---------- Extracted data
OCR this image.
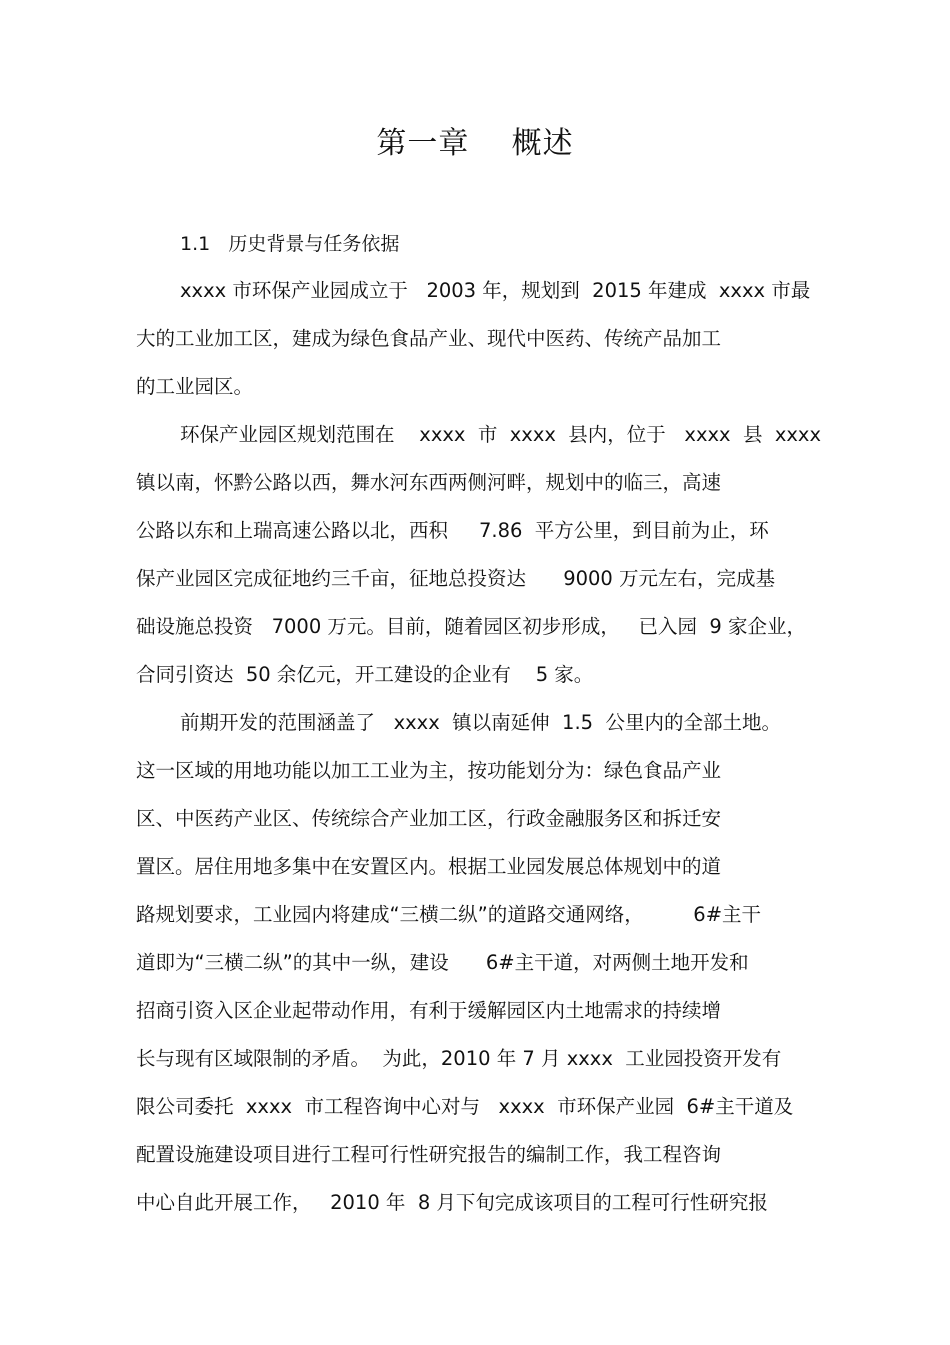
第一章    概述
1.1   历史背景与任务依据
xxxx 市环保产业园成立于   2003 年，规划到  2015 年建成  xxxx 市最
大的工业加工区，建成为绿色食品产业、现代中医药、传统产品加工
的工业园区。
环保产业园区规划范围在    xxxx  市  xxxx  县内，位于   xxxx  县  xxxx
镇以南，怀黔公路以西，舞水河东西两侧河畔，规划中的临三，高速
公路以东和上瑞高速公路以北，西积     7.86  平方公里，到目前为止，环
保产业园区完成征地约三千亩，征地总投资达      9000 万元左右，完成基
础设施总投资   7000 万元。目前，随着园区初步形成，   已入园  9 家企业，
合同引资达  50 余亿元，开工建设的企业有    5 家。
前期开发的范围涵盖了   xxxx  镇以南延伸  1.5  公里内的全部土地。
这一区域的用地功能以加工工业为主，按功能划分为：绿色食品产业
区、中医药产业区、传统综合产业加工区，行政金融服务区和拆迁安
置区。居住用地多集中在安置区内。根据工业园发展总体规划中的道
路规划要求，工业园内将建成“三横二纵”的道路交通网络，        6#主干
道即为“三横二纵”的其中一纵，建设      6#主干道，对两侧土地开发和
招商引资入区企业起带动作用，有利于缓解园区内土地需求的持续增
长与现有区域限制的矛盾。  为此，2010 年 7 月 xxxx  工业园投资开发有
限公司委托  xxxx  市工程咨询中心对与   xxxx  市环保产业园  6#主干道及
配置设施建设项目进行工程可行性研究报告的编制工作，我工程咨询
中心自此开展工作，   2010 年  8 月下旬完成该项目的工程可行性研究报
--------------------
---------- Extracted data
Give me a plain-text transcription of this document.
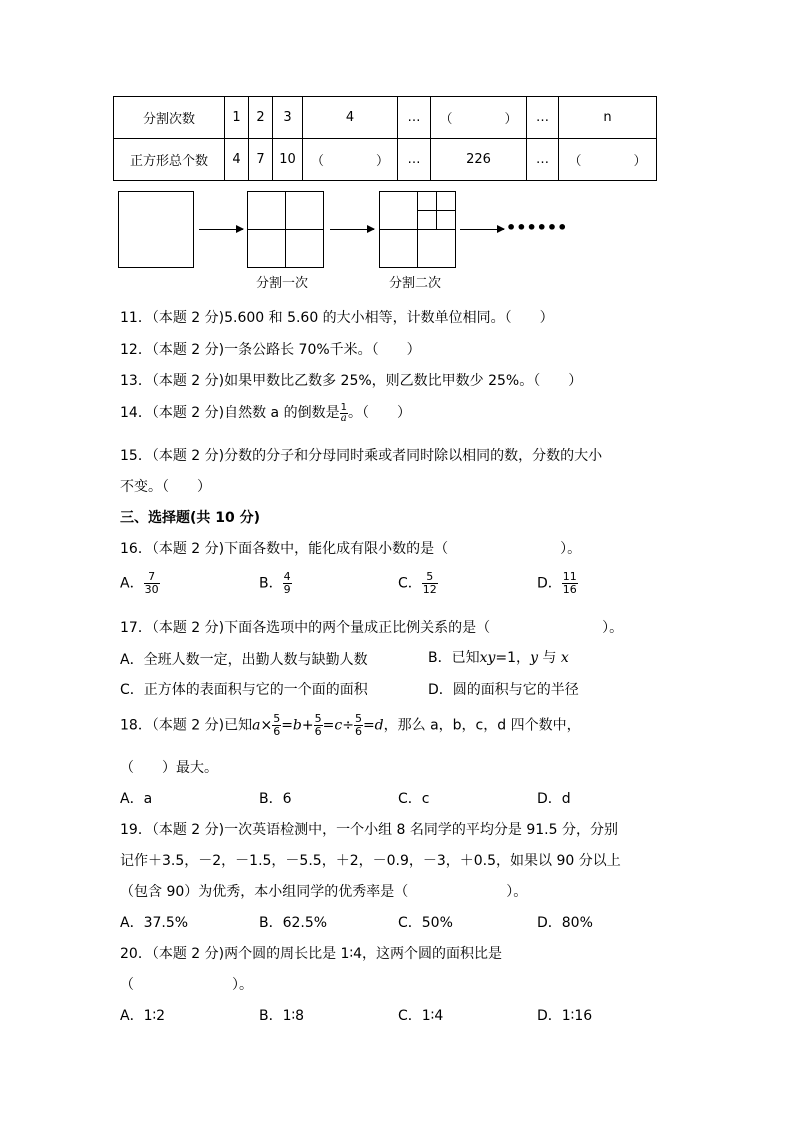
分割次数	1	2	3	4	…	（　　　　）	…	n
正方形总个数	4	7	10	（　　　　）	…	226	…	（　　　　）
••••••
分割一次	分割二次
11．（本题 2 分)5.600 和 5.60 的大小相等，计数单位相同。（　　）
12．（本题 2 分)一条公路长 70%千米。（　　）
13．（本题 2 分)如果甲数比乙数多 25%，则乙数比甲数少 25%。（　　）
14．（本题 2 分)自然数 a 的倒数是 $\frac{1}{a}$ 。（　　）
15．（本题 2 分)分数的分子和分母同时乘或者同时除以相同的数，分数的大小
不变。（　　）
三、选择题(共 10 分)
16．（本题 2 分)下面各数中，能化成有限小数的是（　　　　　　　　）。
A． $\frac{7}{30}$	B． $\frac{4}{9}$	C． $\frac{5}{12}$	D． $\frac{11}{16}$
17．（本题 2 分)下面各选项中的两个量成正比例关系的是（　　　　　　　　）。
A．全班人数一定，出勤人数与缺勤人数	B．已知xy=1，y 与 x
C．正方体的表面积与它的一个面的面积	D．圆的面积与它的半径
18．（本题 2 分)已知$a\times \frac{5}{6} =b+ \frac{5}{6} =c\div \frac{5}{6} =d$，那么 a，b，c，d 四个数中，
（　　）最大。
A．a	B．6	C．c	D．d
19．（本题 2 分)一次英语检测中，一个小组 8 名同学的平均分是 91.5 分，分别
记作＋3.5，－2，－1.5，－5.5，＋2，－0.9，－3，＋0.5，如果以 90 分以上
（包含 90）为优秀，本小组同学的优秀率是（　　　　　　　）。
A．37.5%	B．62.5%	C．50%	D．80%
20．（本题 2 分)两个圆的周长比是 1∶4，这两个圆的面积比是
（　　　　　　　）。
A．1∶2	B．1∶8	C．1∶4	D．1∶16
--------------------
- _Problem details_: Count the lines in the material above where the string "三横二纵" appears, then state only that count.

- _Answer to this exercise_: 2